Stored records:
+++
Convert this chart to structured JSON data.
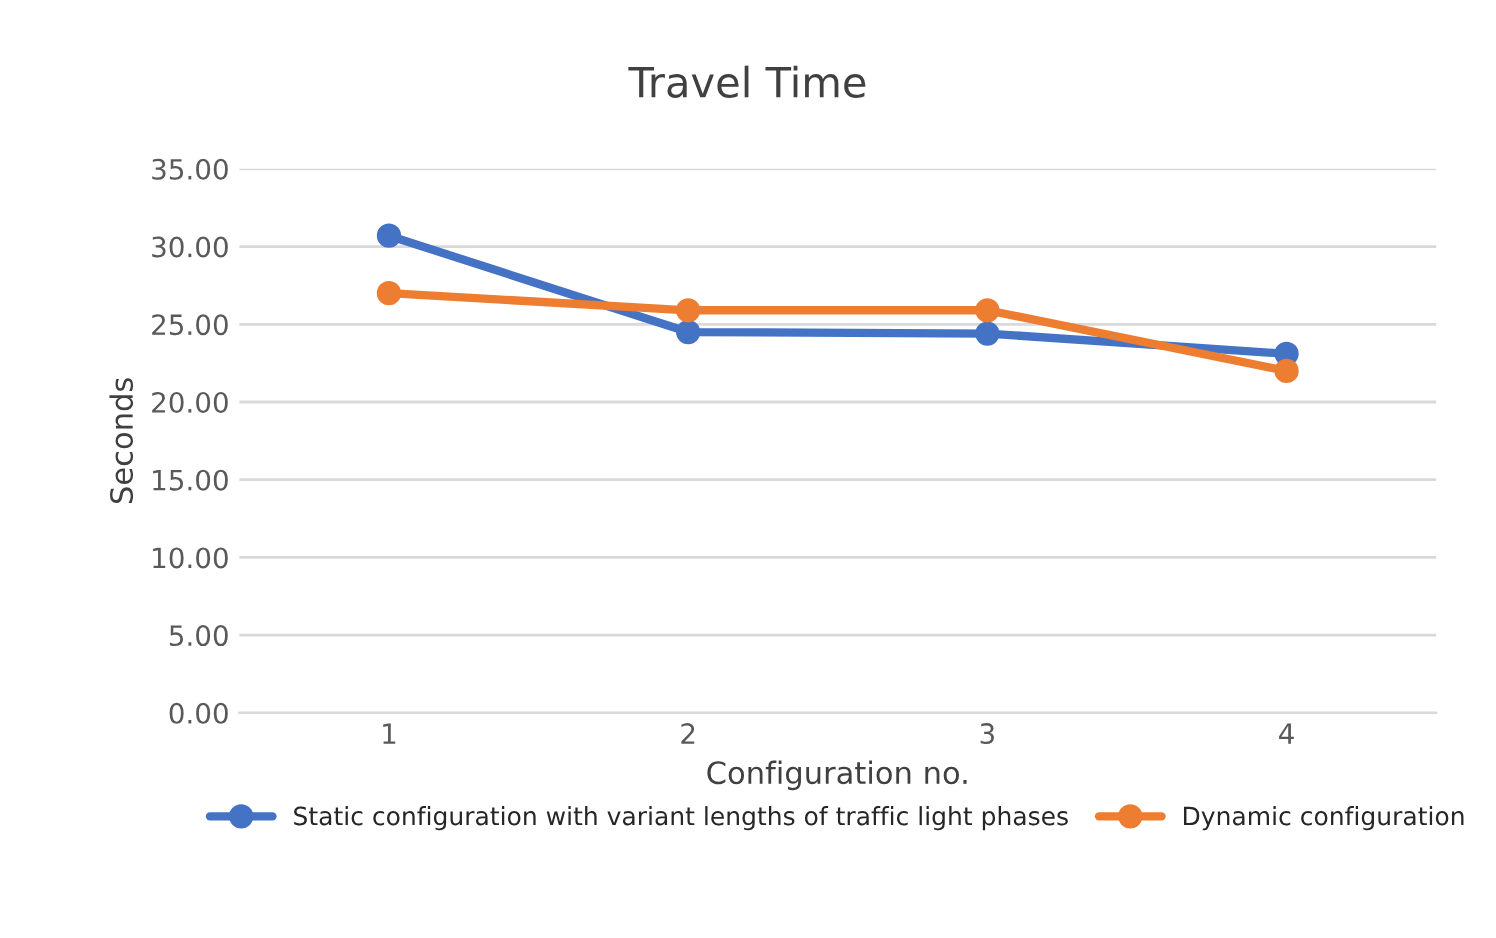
{
  "chart_data": {
    "type": "line",
    "title": "Travel Time",
    "xlabel": "Configuration no.",
    "ylabel": "Seconds",
    "categories": [
      "1",
      "2",
      "3",
      "4"
    ],
    "series": [
      {
        "name": "Static configuration with variant lengths of traffic light phases",
        "color": "#4472c4",
        "values": [
          30.7,
          24.5,
          24.4,
          23.1
        ]
      },
      {
        "name": "Dynamic configuration",
        "color": "#ed7d31",
        "values": [
          27.0,
          25.9,
          25.9,
          22.0
        ]
      }
    ],
    "ylim": [
      0,
      35
    ],
    "yticks": [
      {
        "value": 0,
        "label": "0.00"
      },
      {
        "value": 5,
        "label": "5.00"
      },
      {
        "value": 10,
        "label": "10.00"
      },
      {
        "value": 15,
        "label": "15.00"
      },
      {
        "value": 20,
        "label": "20.00"
      },
      {
        "value": 25,
        "label": "25.00"
      },
      {
        "value": 30,
        "label": "30.00"
      },
      {
        "value": 35,
        "label": "35.00"
      }
    ],
    "grid": "y",
    "legend": "bottom",
    "marker": "circle",
    "line_style": "solid"
  }
}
+++
State the number of lines in this listing that contain the string "name", and add nothing else.

2